◆ REQUIREMENT
Write out the records below once more, exactly as they stand.

Collected data
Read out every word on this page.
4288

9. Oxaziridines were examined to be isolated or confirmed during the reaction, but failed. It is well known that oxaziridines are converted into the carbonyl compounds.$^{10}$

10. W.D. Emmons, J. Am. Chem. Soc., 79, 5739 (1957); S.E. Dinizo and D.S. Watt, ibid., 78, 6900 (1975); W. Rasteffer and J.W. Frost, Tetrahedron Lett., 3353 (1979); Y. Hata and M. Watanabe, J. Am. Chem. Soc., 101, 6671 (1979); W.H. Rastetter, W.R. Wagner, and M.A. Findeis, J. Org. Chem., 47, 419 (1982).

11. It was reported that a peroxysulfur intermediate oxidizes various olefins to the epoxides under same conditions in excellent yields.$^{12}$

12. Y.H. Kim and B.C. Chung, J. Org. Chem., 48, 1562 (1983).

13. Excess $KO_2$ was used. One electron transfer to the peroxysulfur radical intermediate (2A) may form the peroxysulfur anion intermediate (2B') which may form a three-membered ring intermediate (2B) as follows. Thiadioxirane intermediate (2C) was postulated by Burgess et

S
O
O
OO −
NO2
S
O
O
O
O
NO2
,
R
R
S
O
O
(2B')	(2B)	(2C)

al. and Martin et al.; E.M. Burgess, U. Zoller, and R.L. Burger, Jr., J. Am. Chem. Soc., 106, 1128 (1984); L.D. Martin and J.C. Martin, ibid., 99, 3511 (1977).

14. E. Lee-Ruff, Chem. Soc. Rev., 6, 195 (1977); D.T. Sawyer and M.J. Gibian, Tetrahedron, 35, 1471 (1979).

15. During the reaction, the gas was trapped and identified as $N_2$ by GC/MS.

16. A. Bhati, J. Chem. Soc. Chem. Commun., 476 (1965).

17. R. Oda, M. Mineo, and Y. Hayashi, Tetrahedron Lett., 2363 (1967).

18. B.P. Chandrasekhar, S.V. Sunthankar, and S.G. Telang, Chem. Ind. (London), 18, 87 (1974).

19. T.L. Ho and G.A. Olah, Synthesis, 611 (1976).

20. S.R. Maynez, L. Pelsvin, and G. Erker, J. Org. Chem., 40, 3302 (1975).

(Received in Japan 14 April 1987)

◆ EXPECTED OUTPUT
Read out every word on this page.
4288

9. Oxaziridines were examined to be isolated or confirmed during the reaction, but failed. It is well known that oxaziridines are converted into the carbonyl compounds.$^{10}$

10. W.D. Emmons, J. Am. Chem. Soc., 79, 5739 (1957); S.E. Dinizo and D.S. Watt, ibid., 78, 6900 (1975); W. Rasteffer and J.W. Frost, Tetrahedron Lett., 3353 (1979); Y. Hata and M. Watanabe, J. Am. Chem. Soc., 101, 6671 (1979); W.H. Rastetter, W.R. Wagner, and M.A. Findeis, J. Org. Chem., 47, 419 (1982).

11. It was reported that a peroxysulfur intermediate oxidizes various olefins to the epoxides under same conditions in excellent yields.$^{12}$

12. Y.H. Kim and B.C. Chung, J. Org. Chem., 48, 1562 (1983).

13. Excess $KO_2$ was used. One electron transfer to the peroxysulfur radical intermediate (2A) may form the peroxysulfur anion intermediate (2B') which may form a three-membered ring intermediate (2B) as follows. Thiadioxirane intermediate (2C) was postulated by Burgess et

S
O
O
OO −
NO2
S
O
O
O
O
NO2
,
R
R
S
O
O
(2B')	(2B)	(2C)

al. and Martin et al.; E.M. Burgess, U. Zoller, and R.L. Burger, Jr., J. Am. Chem. Soc., 106, 1128 (1984); L.D. Martin and J.C. Martin, ibid., 99, 3511 (1977).

14. E. Lee-Ruff, Chem. Soc. Rev., 6, 195 (1977); D.T. Sawyer and M.J. Gibian, Tetrahedron, 35, 1471 (1979).

15. During the reaction, the gas was trapped and identified as $N_2$ by GC/MS.

16. A. Bhati, J. Chem. Soc. Chem. Commun., 476 (1965).

17. R. Oda, M. Mineo, and Y. Hayashi, Tetrahedron Lett., 2363 (1967).

18. B.P. Chandrasekhar, S.V. Sunthankar, and S.G. Telang, Chem. Ind. (London), 18, 87 (1974).

19. T.L. Ho and G.A. Olah, Synthesis, 611 (1976).

20. S.R. Maynez, L. Pelsvin, and G. Erker, J. Org. Chem., 40, 3302 (1975).

(Received in Japan 14 April 1987)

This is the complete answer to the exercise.